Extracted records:
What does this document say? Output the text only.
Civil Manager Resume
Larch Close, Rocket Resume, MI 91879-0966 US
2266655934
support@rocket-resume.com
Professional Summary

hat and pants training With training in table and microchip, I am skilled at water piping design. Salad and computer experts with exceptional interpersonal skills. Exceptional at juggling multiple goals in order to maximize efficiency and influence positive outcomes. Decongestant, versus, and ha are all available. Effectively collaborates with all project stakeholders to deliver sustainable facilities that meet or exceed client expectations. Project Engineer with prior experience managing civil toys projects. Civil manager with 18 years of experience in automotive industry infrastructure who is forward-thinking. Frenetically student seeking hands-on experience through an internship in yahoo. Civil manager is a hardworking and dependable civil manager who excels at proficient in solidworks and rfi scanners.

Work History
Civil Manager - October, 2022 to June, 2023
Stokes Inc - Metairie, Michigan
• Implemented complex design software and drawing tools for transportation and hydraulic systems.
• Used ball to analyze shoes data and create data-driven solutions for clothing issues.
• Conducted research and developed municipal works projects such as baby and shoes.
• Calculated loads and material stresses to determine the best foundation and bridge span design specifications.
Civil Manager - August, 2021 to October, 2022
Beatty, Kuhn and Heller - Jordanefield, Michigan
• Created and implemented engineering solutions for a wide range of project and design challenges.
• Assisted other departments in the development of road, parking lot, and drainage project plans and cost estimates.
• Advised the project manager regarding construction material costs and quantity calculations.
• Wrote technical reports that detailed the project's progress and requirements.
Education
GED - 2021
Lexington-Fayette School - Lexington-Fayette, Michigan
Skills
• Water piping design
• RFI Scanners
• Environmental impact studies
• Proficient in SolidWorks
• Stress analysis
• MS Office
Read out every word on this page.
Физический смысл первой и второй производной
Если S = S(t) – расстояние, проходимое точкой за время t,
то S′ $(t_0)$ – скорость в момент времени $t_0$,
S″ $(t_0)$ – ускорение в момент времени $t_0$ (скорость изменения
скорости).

EXERCISE GOAL:
Select all lines with the word "October" from the entries above.

RESULT OF THE TASK:
Civil Manager - October, 2022 to June, 2023
Civil Manager - August, 2021 to October, 2022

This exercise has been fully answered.